# DATASET EXTRACT:
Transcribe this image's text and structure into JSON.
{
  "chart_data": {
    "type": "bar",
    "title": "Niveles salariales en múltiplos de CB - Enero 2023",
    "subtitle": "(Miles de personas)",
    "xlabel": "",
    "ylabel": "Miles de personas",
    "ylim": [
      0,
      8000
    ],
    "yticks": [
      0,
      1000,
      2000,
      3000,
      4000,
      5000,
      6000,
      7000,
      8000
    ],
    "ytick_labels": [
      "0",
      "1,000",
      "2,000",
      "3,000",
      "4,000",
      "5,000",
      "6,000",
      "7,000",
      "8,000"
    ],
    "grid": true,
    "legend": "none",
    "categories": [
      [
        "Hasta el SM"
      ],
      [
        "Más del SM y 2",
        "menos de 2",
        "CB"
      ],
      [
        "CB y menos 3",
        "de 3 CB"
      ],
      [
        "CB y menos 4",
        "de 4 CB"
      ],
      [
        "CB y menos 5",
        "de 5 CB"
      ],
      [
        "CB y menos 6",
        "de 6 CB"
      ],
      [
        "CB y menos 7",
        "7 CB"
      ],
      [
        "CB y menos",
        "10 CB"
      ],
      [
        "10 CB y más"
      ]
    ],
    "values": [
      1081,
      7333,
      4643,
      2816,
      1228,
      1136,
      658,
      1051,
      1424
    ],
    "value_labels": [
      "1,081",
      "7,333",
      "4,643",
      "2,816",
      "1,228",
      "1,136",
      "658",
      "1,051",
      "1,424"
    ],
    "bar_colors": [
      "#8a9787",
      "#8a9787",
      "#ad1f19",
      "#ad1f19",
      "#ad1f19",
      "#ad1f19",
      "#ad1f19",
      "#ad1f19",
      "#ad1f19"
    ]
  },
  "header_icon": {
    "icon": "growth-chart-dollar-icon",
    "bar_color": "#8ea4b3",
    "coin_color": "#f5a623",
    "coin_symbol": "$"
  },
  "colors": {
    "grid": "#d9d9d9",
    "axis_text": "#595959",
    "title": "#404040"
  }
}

# GOAL OF THE EXERCISE:
Return every line above in which the string "menos" occurs.

# RESULT OF THE EXERCISE:
        "menos de 2",
        "CB y menos 3",
        "CB y menos 4",
        "CB y menos 5",
        "CB y menos 6",
        "CB y menos 7",
        "CB y menos",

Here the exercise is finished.